• _SET PROBLEM_
Copy all lines holding the word "JSON" from the entries.

• _DATA RECORDS_
◆ ◆ ◆ ◆ ◆ ◆ ◆
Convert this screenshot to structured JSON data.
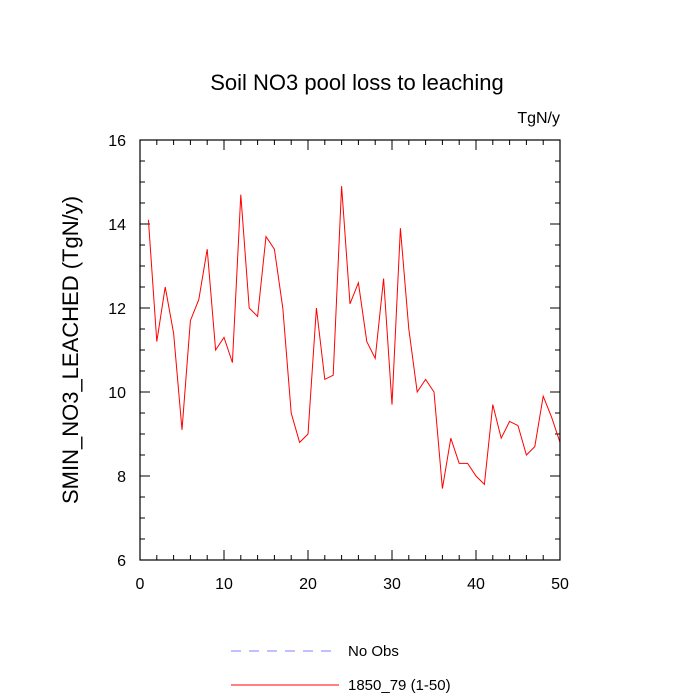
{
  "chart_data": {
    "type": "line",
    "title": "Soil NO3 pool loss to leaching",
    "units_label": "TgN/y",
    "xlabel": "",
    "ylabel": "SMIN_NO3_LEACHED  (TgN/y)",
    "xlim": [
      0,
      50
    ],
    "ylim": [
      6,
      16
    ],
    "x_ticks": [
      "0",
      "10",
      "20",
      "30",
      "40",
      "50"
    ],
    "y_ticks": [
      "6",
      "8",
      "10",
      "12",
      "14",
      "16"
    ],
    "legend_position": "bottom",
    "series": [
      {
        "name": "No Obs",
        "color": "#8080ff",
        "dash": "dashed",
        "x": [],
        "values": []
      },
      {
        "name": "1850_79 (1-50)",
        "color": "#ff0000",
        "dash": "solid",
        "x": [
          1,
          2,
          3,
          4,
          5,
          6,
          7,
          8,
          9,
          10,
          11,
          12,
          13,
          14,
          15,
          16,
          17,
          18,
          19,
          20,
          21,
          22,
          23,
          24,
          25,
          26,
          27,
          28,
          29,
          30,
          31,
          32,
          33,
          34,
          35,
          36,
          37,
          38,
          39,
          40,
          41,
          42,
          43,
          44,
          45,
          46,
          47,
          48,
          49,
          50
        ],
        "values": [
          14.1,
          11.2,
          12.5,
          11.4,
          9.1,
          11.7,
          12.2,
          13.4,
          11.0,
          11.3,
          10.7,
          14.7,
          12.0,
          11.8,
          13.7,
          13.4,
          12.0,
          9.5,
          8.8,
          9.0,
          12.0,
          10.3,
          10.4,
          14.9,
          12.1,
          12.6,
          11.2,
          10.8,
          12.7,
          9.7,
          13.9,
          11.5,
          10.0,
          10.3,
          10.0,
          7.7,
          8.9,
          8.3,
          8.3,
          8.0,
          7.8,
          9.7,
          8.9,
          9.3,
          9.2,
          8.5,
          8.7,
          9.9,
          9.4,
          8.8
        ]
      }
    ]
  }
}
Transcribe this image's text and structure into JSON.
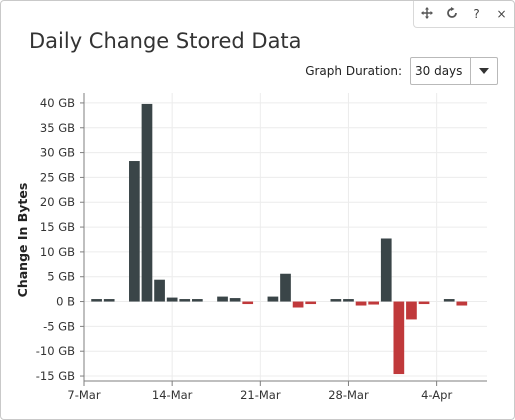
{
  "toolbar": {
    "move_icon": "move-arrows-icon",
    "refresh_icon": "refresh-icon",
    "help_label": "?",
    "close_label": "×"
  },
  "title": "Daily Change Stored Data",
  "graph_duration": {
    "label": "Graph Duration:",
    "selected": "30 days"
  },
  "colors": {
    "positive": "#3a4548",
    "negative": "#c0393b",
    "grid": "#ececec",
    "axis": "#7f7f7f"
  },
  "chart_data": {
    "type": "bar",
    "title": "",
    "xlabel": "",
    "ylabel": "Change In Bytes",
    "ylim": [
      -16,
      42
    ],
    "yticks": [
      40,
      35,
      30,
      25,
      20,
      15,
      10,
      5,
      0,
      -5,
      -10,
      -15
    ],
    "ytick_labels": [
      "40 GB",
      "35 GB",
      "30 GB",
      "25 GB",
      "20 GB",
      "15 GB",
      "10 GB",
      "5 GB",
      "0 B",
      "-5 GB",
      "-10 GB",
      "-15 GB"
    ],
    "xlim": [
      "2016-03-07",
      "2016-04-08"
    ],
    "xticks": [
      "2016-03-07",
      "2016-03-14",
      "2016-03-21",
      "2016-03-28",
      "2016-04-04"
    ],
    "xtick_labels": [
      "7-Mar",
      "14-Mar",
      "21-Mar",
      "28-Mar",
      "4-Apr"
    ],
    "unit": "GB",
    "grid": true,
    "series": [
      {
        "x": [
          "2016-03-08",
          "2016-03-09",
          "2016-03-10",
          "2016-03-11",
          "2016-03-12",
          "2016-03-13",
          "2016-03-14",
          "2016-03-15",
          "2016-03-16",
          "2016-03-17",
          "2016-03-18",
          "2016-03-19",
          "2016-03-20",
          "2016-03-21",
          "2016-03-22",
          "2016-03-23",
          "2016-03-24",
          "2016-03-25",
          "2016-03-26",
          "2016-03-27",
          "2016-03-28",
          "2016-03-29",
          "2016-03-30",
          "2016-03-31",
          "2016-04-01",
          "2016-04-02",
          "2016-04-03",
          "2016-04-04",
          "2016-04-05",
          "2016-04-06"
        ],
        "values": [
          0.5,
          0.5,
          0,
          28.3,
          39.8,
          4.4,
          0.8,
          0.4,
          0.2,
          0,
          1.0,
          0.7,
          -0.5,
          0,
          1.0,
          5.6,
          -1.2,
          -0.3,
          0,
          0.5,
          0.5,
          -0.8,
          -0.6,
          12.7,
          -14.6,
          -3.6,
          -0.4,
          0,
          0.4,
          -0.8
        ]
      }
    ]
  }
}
◆ ◆ ◆ ◆ ◆ ◆ ◆
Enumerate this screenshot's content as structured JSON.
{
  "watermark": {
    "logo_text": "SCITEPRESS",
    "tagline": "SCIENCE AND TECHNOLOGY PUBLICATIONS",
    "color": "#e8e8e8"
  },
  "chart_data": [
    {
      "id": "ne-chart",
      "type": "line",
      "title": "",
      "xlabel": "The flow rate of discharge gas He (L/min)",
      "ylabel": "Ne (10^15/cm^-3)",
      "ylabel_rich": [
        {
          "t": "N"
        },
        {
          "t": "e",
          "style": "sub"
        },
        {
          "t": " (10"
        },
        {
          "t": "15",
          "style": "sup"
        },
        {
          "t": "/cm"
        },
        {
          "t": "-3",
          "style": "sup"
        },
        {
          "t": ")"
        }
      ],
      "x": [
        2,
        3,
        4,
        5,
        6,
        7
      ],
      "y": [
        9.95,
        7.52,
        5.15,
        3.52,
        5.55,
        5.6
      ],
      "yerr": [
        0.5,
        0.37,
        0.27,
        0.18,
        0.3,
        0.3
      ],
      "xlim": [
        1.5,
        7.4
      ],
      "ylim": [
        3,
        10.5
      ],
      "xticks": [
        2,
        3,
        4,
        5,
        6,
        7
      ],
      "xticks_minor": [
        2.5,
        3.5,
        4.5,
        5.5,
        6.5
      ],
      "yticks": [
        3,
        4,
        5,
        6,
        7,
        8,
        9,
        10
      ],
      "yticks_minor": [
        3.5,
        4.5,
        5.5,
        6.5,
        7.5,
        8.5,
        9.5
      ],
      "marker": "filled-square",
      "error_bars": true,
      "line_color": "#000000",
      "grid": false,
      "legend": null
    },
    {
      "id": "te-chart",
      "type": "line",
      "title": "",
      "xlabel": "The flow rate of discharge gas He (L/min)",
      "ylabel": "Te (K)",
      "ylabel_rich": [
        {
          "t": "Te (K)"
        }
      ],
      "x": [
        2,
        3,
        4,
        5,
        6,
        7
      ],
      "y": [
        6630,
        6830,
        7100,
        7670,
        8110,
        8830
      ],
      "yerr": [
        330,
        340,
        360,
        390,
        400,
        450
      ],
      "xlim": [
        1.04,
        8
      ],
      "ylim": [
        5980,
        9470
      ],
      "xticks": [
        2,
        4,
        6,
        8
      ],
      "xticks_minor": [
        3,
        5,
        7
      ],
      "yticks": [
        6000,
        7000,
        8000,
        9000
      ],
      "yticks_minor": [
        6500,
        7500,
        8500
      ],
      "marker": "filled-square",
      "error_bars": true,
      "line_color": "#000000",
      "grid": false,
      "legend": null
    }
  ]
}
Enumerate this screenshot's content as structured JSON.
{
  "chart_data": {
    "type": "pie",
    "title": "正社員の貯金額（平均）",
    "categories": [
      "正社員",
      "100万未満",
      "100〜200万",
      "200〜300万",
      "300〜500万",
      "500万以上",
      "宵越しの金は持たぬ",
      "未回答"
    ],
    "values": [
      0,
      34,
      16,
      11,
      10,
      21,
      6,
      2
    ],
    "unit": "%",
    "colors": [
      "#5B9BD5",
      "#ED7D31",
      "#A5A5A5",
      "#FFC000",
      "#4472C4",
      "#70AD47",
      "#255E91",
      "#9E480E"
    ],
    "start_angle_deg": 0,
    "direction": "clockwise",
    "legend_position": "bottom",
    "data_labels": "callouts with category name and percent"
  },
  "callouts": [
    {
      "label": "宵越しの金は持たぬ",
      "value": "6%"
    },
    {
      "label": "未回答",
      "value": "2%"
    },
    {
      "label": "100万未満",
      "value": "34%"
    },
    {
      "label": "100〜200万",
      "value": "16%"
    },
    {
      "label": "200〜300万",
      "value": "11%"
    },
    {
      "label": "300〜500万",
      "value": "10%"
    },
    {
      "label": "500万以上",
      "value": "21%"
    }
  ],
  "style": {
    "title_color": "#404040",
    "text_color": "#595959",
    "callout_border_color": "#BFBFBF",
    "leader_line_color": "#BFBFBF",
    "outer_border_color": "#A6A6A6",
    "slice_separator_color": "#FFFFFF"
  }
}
◆ ◆ ◆ ◆ ◆ ◆ ◆
• _OUTPUT OF THE EXERCISE_
Convert this screenshot to structured JSON data.
Transcribe this image's text and structure into JSON.
Enumerate this screenshot's content as structured JSON.
Enumerate this screenshot's content as structured JSON.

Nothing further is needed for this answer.